[Records that describe figures]
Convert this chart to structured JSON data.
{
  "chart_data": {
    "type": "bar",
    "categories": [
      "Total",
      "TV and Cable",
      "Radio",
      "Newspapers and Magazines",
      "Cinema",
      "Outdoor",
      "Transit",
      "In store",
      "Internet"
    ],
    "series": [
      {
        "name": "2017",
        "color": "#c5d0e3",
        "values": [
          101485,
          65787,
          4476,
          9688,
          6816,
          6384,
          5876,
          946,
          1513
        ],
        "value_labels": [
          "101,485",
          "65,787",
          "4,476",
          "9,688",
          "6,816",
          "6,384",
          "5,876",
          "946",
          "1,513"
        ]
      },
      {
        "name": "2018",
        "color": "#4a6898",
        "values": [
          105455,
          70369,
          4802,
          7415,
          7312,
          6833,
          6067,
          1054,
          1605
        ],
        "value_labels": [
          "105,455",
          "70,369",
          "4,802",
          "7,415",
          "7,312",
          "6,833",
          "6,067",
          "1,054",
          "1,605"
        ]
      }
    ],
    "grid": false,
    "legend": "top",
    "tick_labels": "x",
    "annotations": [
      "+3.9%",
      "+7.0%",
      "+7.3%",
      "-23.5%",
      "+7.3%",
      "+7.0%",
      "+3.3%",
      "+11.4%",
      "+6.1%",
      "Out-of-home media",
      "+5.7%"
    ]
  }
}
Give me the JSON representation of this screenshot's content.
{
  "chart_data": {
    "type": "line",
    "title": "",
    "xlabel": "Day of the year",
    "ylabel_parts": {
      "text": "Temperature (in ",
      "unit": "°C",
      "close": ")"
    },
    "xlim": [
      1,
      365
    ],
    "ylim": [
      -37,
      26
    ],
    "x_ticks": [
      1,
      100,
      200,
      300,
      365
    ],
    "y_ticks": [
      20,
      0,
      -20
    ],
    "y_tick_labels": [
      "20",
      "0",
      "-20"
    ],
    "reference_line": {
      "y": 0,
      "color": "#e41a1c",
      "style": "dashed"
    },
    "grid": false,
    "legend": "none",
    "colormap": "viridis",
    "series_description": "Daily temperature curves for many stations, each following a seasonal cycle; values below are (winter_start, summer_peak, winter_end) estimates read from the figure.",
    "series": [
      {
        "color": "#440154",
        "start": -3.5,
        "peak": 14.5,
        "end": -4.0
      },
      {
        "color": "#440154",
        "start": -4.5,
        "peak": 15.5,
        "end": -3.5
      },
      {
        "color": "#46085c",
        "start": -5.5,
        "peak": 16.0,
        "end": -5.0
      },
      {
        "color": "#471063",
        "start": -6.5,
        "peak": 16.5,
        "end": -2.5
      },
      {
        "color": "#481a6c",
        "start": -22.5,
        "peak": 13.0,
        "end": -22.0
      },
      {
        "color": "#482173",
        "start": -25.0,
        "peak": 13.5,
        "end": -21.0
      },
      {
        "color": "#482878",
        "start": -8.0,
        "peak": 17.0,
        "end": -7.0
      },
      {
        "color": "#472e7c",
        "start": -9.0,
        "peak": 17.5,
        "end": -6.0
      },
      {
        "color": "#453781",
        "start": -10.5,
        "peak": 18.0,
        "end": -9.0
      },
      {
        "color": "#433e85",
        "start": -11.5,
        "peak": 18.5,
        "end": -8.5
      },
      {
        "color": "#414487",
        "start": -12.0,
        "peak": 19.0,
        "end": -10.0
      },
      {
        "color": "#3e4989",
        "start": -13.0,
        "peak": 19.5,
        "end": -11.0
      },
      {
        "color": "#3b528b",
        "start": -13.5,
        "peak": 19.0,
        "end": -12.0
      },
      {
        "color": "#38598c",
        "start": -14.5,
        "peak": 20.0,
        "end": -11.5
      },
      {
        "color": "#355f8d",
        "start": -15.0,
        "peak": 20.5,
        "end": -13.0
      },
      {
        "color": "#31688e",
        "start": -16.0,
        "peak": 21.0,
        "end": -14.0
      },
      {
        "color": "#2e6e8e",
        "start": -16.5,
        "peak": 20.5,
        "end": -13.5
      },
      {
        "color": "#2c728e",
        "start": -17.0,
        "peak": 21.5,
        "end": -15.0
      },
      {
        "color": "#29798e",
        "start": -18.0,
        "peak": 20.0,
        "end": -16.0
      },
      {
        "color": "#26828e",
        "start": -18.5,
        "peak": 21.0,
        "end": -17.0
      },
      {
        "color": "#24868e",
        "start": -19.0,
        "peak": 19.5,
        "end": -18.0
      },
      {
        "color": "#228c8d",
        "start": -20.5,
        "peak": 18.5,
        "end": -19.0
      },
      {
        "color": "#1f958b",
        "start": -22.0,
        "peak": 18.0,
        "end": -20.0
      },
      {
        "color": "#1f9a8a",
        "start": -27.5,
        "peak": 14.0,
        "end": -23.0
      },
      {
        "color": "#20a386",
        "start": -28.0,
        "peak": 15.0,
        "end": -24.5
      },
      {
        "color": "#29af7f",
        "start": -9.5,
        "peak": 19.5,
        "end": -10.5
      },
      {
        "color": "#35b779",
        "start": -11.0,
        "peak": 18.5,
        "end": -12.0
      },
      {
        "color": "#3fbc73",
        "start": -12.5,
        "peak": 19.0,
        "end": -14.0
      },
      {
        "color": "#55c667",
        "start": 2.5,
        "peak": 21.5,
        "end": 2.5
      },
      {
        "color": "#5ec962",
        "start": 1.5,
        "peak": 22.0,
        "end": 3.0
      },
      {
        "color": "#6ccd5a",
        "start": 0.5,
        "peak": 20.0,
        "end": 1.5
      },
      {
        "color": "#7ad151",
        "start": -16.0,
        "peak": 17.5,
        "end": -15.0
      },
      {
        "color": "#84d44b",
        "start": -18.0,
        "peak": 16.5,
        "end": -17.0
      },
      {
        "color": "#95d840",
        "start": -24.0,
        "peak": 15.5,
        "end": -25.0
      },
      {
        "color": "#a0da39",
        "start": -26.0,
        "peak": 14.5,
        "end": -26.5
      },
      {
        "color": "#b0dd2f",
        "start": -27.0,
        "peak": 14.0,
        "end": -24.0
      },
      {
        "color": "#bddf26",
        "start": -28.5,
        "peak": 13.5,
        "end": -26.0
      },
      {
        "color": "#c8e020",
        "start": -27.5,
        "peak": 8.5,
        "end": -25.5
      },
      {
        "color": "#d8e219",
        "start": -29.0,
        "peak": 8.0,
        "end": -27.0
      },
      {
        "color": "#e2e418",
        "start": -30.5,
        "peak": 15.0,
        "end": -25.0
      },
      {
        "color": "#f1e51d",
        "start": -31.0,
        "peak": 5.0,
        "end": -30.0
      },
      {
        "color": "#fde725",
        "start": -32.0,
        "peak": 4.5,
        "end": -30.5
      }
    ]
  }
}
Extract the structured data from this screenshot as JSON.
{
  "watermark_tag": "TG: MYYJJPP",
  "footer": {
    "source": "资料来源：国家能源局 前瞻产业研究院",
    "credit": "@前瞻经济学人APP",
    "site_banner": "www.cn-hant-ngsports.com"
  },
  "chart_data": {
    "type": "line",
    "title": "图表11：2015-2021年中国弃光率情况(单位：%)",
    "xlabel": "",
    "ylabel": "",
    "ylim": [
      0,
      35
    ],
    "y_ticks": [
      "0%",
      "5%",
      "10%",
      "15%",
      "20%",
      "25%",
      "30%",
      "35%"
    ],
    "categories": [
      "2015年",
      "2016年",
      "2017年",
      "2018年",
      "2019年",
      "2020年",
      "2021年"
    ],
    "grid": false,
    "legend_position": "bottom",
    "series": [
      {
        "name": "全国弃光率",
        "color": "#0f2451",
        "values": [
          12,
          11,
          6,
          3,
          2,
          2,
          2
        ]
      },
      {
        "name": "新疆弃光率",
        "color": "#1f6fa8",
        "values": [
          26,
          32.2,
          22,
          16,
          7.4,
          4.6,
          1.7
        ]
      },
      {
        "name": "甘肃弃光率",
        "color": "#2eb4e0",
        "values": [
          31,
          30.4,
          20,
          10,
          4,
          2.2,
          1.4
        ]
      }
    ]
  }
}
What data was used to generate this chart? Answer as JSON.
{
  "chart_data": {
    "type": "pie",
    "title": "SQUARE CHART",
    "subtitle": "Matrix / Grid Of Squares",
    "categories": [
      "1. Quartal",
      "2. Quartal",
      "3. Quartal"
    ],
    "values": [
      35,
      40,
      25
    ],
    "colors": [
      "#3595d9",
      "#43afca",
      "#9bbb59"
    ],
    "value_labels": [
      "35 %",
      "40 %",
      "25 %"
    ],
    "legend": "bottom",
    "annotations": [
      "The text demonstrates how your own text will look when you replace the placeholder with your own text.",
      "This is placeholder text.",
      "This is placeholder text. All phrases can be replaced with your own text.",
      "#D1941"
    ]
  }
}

◆ **PROBLEM TO WORK ON**: Of all the lines above, how many contain the word "text"? Give the number and nothing else.

◆ **SOLVED PROBLEM**: 4